## Challenge
What you return should match every record exactly, with the images removed.

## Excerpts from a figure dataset
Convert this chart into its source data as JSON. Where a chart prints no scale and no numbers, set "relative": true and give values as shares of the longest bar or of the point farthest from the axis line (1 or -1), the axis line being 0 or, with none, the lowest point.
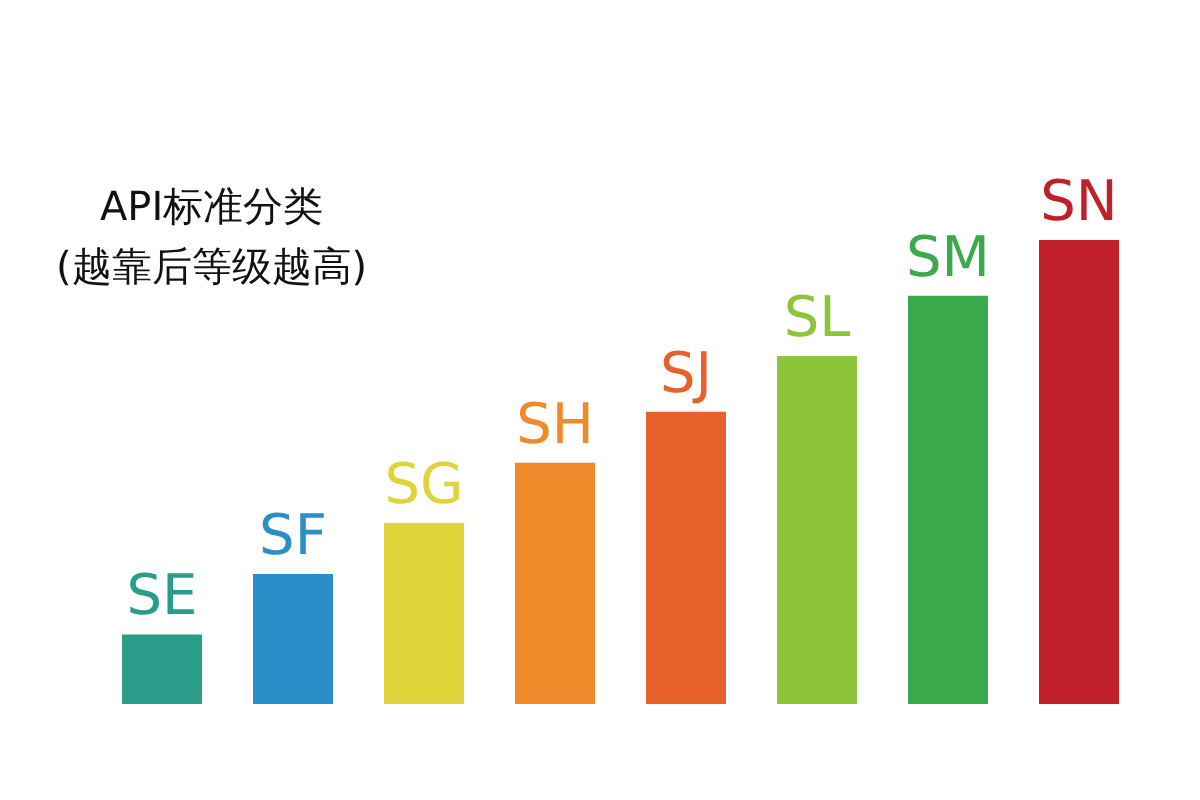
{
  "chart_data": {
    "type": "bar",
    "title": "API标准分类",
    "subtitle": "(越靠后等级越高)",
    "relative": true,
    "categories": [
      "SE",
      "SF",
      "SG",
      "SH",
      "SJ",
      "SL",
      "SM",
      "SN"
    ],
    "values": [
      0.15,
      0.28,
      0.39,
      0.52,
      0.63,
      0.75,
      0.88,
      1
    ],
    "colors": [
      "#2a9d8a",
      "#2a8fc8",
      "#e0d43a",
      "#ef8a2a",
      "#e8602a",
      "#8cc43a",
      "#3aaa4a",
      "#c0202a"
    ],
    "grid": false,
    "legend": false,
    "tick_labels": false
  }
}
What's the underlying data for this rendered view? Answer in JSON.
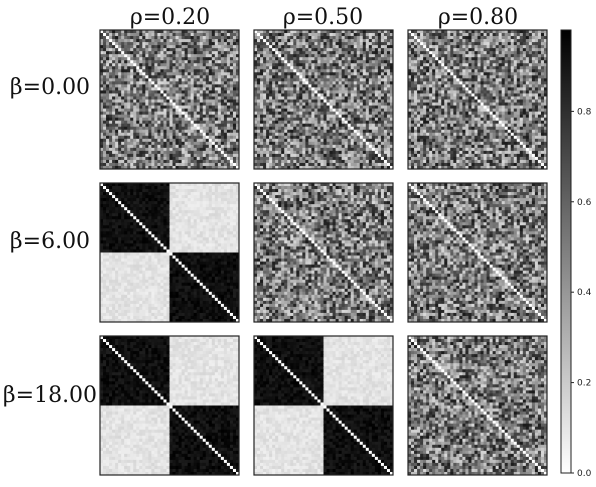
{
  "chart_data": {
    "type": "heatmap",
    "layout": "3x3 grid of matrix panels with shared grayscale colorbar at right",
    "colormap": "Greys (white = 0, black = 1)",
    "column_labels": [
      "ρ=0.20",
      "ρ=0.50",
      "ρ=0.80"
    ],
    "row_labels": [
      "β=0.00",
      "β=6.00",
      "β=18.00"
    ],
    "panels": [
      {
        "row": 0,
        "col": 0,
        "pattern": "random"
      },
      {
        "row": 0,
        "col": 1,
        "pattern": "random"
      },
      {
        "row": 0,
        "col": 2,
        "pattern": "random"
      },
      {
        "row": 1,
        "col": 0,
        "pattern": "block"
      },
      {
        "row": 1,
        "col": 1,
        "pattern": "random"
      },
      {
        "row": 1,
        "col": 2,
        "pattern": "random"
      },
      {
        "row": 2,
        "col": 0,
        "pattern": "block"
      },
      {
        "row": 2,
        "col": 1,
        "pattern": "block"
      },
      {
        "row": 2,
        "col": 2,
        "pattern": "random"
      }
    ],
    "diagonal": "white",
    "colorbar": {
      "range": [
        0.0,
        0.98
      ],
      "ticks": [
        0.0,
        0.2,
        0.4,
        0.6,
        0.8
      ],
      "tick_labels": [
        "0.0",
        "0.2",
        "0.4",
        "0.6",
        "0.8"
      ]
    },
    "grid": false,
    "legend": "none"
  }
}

## Solution below
Convert this chart into its source data as JSON. Where a chart prints no scale and no numbers, set "relative": true and give values as shares of the longest bar or of the point farthest from the axis line (1 or -1), the axis line being 0 or, with none, the lowest point.
{
  "chart_data": {
    "type": "bar",
    "title": "API标准分类",
    "subtitle": "(越靠后等级越高)",
    "relative": true,
    "categories": [
      "SE",
      "SF",
      "SG",
      "SH",
      "SJ",
      "SL",
      "SM",
      "SN"
    ],
    "values": [
      0.15,
      0.28,
      0.39,
      0.52,
      0.63,
      0.75,
      0.88,
      1
    ],
    "colors": [
      "#2a9d8a",
      "#2a8fc8",
      "#e0d43a",
      "#ef8a2a",
      "#e8602a",
      "#8cc43a",
      "#3aaa4a",
      "#c0202a"
    ],
    "grid": false,
    "legend": false,
    "tick_labels": false
  }
}
What's the underlying data for this rendered view? Answer in JSON.
{
  "chart_data": {
    "type": "heatmap",
    "layout": "3x3 grid of matrix panels with shared grayscale colorbar at right",
    "colormap": "Greys (white = 0, black = 1)",
    "column_labels": [
      "ρ=0.20",
      "ρ=0.50",
      "ρ=0.80"
    ],
    "row_labels": [
      "β=0.00",
      "β=6.00",
      "β=18.00"
    ],
    "panels": [
      {
        "row": 0,
        "col": 0,
        "pattern": "random"
      },
      {
        "row": 0,
        "col": 1,
        "pattern": "random"
      },
      {
        "row": 0,
        "col": 2,
        "pattern": "random"
      },
      {
        "row": 1,
        "col": 0,
        "pattern": "block"
      },
      {
        "row": 1,
        "col": 1,
        "pattern": "random"
      },
      {
        "row": 1,
        "col": 2,
        "pattern": "random"
      },
      {
        "row": 2,
        "col": 0,
        "pattern": "block"
      },
      {
        "row": 2,
        "col": 1,
        "pattern": "block"
      },
      {
        "row": 2,
        "col": 2,
        "pattern": "random"
      }
    ],
    "diagonal": "white",
    "colorbar": {
      "range": [
        0.0,
        0.98
      ],
      "ticks": [
        0.0,
        0.2,
        0.4,
        0.6,
        0.8
      ],
      "tick_labels": [
        "0.0",
        "0.2",
        "0.4",
        "0.6",
        "0.8"
      ]
    },
    "grid": false,
    "legend": "none"
  }
}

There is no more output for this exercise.